INSTRUCTIONS TO FOLLOW: Reproduce all of the records exactly.

INPUT RECORDS:
------------------------------

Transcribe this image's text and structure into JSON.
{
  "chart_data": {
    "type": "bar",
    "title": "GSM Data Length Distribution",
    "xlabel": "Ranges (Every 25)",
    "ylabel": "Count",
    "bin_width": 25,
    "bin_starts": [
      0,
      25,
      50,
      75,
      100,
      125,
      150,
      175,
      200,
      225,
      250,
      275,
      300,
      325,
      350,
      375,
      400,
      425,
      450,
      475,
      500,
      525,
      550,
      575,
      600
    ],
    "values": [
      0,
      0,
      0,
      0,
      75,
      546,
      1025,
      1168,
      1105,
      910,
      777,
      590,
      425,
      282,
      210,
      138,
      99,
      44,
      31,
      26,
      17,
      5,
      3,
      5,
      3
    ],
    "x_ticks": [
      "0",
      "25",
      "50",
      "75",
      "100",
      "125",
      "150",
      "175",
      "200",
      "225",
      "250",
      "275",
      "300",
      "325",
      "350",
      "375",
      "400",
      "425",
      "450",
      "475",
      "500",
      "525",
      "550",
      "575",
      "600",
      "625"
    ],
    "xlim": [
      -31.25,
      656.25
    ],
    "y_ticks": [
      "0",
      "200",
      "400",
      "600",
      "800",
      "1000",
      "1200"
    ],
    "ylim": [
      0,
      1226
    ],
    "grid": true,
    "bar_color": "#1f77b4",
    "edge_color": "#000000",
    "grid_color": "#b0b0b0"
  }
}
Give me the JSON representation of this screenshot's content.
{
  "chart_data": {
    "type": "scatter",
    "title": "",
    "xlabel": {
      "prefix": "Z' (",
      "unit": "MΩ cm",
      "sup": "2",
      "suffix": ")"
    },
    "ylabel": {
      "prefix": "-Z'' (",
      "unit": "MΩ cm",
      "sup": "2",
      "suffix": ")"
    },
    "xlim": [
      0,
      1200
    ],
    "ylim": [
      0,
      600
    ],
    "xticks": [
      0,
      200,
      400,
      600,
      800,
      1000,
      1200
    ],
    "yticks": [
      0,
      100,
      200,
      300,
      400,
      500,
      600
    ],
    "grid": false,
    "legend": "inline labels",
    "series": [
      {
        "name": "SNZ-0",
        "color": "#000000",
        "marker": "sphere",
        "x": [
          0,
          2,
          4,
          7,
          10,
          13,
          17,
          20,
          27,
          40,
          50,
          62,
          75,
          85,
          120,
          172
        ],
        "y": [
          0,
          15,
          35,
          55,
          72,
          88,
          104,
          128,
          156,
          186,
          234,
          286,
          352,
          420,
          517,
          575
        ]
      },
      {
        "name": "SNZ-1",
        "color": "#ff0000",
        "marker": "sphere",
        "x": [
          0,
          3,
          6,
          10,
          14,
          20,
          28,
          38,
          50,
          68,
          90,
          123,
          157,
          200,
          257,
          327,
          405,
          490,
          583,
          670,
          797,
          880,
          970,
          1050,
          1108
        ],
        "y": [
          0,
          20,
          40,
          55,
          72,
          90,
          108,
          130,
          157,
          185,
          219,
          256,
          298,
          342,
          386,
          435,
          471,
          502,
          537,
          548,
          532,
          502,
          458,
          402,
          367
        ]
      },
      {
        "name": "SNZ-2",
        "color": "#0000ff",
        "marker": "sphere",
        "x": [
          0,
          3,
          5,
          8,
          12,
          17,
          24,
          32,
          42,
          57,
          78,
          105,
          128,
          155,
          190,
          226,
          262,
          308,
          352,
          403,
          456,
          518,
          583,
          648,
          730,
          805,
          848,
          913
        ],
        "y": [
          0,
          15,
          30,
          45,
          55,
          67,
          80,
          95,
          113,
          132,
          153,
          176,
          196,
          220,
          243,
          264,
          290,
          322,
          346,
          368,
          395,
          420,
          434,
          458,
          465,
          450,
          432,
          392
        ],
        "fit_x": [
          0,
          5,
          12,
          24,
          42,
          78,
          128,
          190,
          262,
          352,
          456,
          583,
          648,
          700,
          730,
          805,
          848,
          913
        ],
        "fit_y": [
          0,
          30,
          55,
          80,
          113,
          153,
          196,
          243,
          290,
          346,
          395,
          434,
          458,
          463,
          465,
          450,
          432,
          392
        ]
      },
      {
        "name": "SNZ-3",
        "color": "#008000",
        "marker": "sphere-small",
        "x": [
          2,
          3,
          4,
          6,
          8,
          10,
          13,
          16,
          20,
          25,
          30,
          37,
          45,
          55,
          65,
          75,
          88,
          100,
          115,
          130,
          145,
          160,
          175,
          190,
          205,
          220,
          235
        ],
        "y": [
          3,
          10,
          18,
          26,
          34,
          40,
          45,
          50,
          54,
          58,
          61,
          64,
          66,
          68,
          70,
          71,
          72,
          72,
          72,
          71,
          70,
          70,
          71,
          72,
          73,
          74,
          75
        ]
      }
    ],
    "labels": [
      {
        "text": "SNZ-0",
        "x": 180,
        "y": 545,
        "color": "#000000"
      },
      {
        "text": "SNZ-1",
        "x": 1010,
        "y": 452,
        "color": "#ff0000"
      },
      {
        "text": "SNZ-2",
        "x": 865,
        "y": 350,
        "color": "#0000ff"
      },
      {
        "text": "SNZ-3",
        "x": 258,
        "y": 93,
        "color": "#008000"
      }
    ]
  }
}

------------------------------

RESPONSE TO THIS TASK:
Transcribe this image's text and structure into JSON.
{
  "chart_data": {
    "type": "bar",
    "title": "GSM Data Length Distribution",
    "xlabel": "Ranges (Every 25)",
    "ylabel": "Count",
    "bin_width": 25,
    "bin_starts": [
      0,
      25,
      50,
      75,
      100,
      125,
      150,
      175,
      200,
      225,
      250,
      275,
      300,
      325,
      350,
      375,
      400,
      425,
      450,
      475,
      500,
      525,
      550,
      575,
      600
    ],
    "values": [
      0,
      0,
      0,
      0,
      75,
      546,
      1025,
      1168,
      1105,
      910,
      777,
      590,
      425,
      282,
      210,
      138,
      99,
      44,
      31,
      26,
      17,
      5,
      3,
      5,
      3
    ],
    "x_ticks": [
      "0",
      "25",
      "50",
      "75",
      "100",
      "125",
      "150",
      "175",
      "200",
      "225",
      "250",
      "275",
      "300",
      "325",
      "350",
      "375",
      "400",
      "425",
      "450",
      "475",
      "500",
      "525",
      "550",
      "575",
      "600",
      "625"
    ],
    "xlim": [
      -31.25,
      656.25
    ],
    "y_ticks": [
      "0",
      "200",
      "400",
      "600",
      "800",
      "1000",
      "1200"
    ],
    "ylim": [
      0,
      1226
    ],
    "grid": true,
    "bar_color": "#1f77b4",
    "edge_color": "#000000",
    "grid_color": "#b0b0b0"
  }
}
Give me the JSON representation of this screenshot's content.
{
  "chart_data": {
    "type": "scatter",
    "title": "",
    "xlabel": {
      "prefix": "Z' (",
      "unit": "MΩ cm",
      "sup": "2",
      "suffix": ")"
    },
    "ylabel": {
      "prefix": "-Z'' (",
      "unit": "MΩ cm",
      "sup": "2",
      "suffix": ")"
    },
    "xlim": [
      0,
      1200
    ],
    "ylim": [
      0,
      600
    ],
    "xticks": [
      0,
      200,
      400,
      600,
      800,
      1000,
      1200
    ],
    "yticks": [
      0,
      100,
      200,
      300,
      400,
      500,
      600
    ],
    "grid": false,
    "legend": "inline labels",
    "series": [
      {
        "name": "SNZ-0",
        "color": "#000000",
        "marker": "sphere",
        "x": [
          0,
          2,
          4,
          7,
          10,
          13,
          17,
          20,
          27,
          40,
          50,
          62,
          75,
          85,
          120,
          172
        ],
        "y": [
          0,
          15,
          35,
          55,
          72,
          88,
          104,
          128,
          156,
          186,
          234,
          286,
          352,
          420,
          517,
          575
        ]
      },
      {
        "name": "SNZ-1",
        "color": "#ff0000",
        "marker": "sphere",
        "x": [
          0,
          3,
          6,
          10,
          14,
          20,
          28,
          38,
          50,
          68,
          90,
          123,
          157,
          200,
          257,
          327,
          405,
          490,
          583,
          670,
          797,
          880,
          970,
          1050,
          1108
        ],
        "y": [
          0,
          20,
          40,
          55,
          72,
          90,
          108,
          130,
          157,
          185,
          219,
          256,
          298,
          342,
          386,
          435,
          471,
          502,
          537,
          548,
          532,
          502,
          458,
          402,
          367
        ]
      },
      {
        "name": "SNZ-2",
        "color": "#0000ff",
        "marker": "sphere",
        "x": [
          0,
          3,
          5,
          8,
          12,
          17,
          24,
          32,
          42,
          57,
          78,
          105,
          128,
          155,
          190,
          226,
          262,
          308,
          352,
          403,
          456,
          518,
          583,
          648,
          730,
          805,
          848,
          913
        ],
        "y": [
          0,
          15,
          30,
          45,
          55,
          67,
          80,
          95,
          113,
          132,
          153,
          176,
          196,
          220,
          243,
          264,
          290,
          322,
          346,
          368,
          395,
          420,
          434,
          458,
          465,
          450,
          432,
          392
        ],
        "fit_x": [
          0,
          5,
          12,
          24,
          42,
          78,
          128,
          190,
          262,
          352,
          456,
          583,
          648,
          700,
          730,
          805,
          848,
          913
        ],
        "fit_y": [
          0,
          30,
          55,
          80,
          113,
          153,
          196,
          243,
          290,
          346,
          395,
          434,
          458,
          463,
          465,
          450,
          432,
          392
        ]
      },
      {
        "name": "SNZ-3",
        "color": "#008000",
        "marker": "sphere-small",
        "x": [
          2,
          3,
          4,
          6,
          8,
          10,
          13,
          16,
          20,
          25,
          30,
          37,
          45,
          55,
          65,
          75,
          88,
          100,
          115,
          130,
          145,
          160,
          175,
          190,
          205,
          220,
          235
        ],
        "y": [
          3,
          10,
          18,
          26,
          34,
          40,
          45,
          50,
          54,
          58,
          61,
          64,
          66,
          68,
          70,
          71,
          72,
          72,
          72,
          71,
          70,
          70,
          71,
          72,
          73,
          74,
          75
        ]
      }
    ],
    "labels": [
      {
        "text": "SNZ-0",
        "x": 180,
        "y": 545,
        "color": "#000000"
      },
      {
        "text": "SNZ-1",
        "x": 1010,
        "y": 452,
        "color": "#ff0000"
      },
      {
        "text": "SNZ-2",
        "x": 865,
        "y": 350,
        "color": "#0000ff"
      },
      {
        "text": "SNZ-3",
        "x": 258,
        "y": 93,
        "color": "#008000"
      }
    ]
  }
}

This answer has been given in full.